Set exercise |
Collect all lines from the listing that include the string "after".

Entries supplied |
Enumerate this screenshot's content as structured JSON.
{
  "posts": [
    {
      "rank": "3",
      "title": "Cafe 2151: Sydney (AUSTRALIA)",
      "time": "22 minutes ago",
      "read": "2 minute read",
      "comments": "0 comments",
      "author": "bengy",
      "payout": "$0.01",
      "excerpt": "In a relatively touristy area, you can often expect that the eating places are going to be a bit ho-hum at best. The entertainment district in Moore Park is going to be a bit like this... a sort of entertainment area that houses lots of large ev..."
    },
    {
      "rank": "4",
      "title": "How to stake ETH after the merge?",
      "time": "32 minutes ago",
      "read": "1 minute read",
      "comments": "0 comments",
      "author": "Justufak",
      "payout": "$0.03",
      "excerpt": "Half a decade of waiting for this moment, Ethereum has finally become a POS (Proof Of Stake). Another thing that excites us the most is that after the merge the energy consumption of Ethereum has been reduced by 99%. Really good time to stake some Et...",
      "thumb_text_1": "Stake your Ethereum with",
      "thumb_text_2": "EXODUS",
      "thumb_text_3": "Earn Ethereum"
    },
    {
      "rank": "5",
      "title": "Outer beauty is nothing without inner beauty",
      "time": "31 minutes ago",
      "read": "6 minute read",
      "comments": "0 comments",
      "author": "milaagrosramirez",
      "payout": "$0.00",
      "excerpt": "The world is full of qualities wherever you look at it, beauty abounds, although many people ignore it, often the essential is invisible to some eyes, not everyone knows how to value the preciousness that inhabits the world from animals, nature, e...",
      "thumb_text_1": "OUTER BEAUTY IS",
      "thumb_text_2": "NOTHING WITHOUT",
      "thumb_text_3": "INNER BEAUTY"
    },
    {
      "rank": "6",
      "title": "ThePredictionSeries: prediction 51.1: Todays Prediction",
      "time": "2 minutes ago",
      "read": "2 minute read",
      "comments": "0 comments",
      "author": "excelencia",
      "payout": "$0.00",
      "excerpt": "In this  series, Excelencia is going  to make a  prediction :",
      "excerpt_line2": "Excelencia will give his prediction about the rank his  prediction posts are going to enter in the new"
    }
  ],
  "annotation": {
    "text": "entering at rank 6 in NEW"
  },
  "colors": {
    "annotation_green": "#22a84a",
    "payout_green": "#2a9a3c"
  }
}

--

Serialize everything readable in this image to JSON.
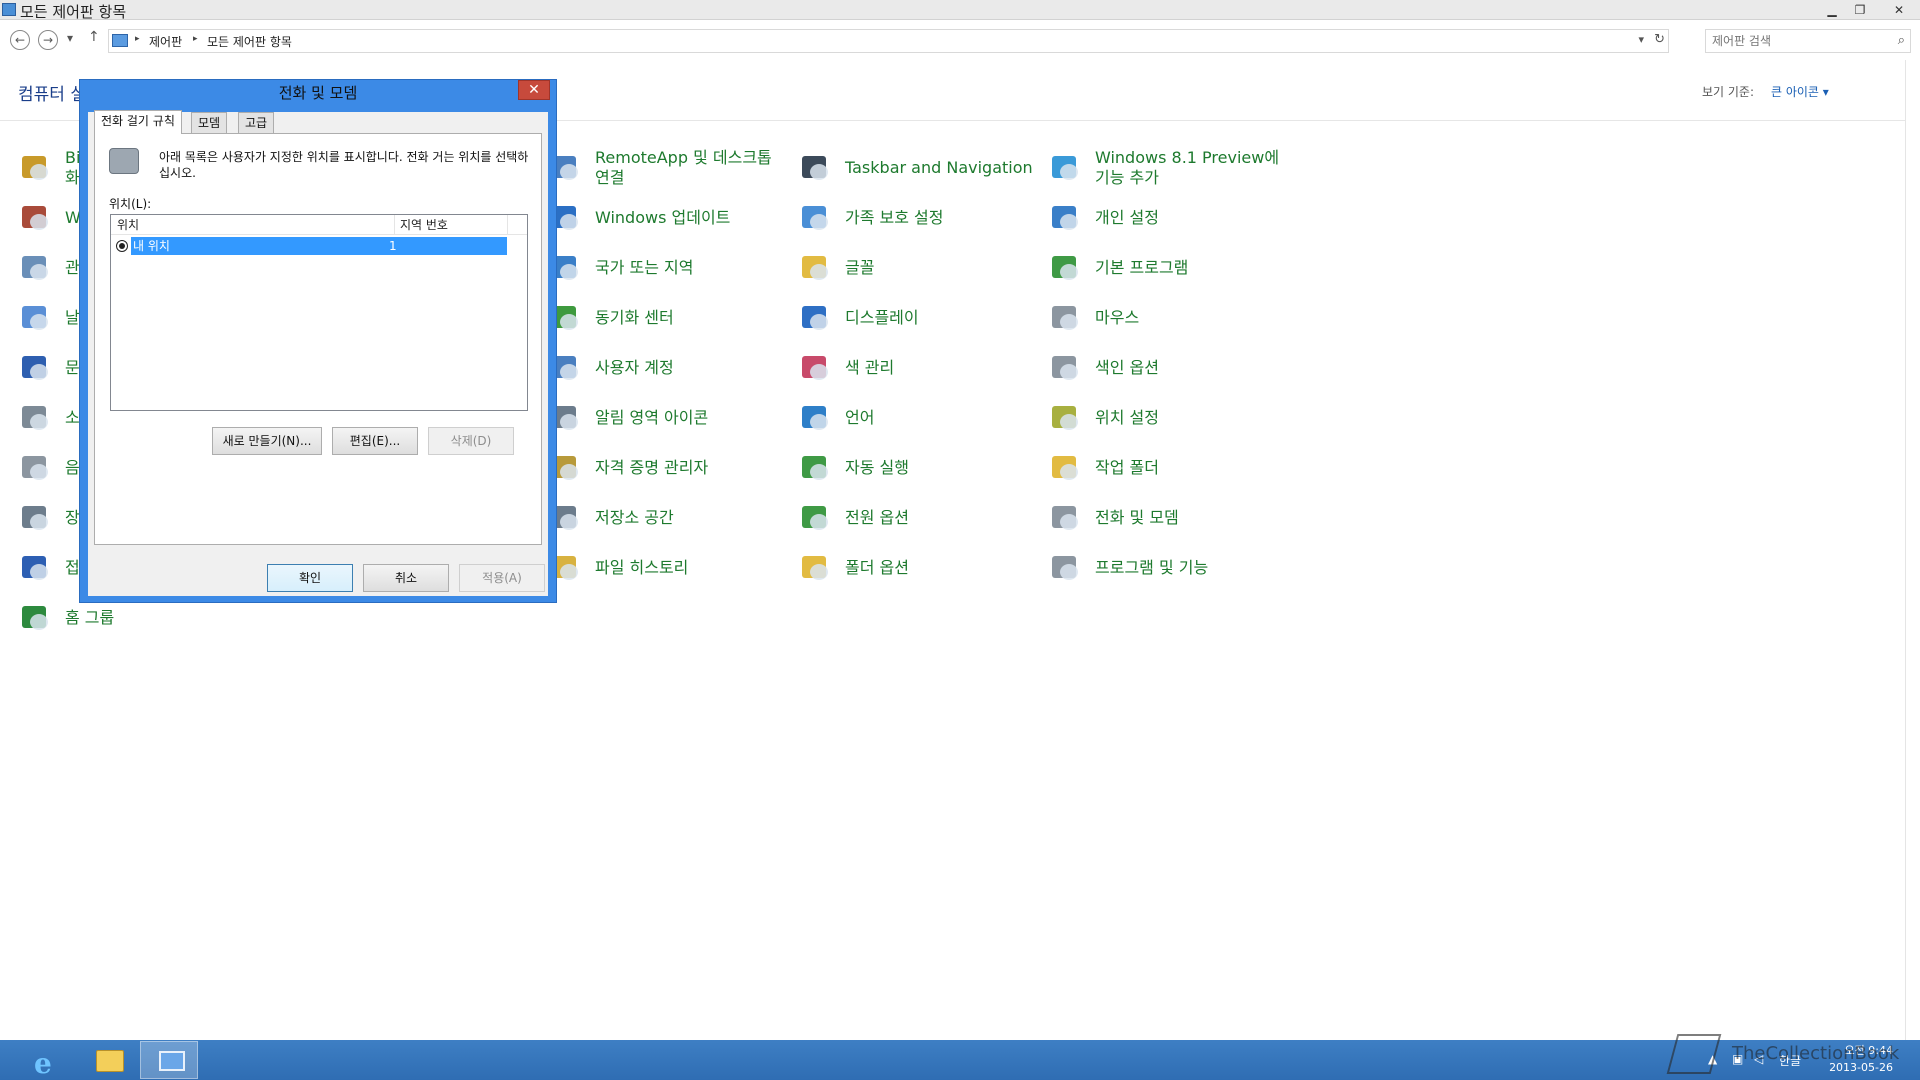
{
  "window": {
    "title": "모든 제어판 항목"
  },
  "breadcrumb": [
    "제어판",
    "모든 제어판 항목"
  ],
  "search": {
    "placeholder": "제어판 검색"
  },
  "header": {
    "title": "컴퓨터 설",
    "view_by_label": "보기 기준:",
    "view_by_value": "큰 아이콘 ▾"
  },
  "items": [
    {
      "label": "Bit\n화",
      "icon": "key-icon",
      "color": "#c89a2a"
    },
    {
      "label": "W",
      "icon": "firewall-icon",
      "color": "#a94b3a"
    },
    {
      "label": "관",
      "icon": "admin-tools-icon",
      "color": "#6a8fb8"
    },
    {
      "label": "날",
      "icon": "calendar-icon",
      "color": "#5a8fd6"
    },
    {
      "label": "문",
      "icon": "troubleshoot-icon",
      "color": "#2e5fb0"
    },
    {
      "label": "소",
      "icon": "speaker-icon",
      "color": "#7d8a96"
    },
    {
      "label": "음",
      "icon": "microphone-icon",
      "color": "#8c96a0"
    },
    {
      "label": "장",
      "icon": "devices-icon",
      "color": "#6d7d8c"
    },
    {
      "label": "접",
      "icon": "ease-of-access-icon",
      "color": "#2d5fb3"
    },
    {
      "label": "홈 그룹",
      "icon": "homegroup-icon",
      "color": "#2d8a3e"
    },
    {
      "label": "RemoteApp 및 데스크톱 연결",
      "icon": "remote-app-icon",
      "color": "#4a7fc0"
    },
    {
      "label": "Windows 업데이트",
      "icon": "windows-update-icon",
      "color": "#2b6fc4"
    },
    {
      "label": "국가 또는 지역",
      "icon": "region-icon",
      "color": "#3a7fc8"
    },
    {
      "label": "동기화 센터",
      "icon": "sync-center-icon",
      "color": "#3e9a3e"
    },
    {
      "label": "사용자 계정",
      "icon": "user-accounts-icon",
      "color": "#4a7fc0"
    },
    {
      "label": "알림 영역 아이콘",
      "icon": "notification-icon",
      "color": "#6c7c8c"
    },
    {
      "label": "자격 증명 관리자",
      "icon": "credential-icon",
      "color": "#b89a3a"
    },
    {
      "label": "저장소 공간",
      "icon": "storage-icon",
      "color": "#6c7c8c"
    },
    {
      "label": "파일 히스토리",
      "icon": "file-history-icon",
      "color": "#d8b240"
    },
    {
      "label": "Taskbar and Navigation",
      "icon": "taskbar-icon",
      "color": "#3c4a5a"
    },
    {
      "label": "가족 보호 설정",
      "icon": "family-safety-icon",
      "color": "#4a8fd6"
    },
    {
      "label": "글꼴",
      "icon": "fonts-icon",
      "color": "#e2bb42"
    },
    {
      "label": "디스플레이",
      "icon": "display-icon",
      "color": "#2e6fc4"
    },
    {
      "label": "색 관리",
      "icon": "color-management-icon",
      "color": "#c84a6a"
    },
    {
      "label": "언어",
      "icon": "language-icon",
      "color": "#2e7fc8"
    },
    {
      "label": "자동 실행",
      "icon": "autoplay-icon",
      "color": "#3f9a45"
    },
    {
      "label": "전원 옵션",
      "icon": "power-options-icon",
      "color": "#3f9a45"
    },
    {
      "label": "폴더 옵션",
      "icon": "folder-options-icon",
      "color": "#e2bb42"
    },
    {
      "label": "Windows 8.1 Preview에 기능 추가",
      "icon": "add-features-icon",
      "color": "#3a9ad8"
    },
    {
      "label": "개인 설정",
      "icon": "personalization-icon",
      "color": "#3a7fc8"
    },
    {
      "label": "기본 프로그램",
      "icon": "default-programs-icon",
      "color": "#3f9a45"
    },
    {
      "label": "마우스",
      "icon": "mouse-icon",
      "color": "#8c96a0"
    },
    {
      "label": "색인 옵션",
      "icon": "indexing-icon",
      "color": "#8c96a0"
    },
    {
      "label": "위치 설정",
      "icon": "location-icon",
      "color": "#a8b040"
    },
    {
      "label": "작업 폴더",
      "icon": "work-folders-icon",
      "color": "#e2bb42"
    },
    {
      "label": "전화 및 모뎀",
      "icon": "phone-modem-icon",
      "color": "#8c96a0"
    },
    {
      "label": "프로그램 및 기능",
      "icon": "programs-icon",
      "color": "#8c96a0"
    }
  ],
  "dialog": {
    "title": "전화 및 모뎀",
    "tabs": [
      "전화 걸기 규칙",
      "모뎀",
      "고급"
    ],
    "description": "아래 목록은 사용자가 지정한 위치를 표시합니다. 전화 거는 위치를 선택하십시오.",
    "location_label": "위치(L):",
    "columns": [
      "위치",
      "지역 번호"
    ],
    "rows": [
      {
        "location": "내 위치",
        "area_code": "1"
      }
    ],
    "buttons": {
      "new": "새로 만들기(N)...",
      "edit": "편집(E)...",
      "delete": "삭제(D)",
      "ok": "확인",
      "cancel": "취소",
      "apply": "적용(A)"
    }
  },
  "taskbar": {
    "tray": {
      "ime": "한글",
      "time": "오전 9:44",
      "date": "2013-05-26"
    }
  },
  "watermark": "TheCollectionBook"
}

Result |
      "title": "How to stake ETH after the merge?",
      "excerpt": "Half a decade of waiting for this moment, Ethereum has finally become a POS (Proof Of Stake). Another thing that excites us the most is that after the merge the energy consumption of Ethereum has been reduced by 99%. Really good time to stake some Et...",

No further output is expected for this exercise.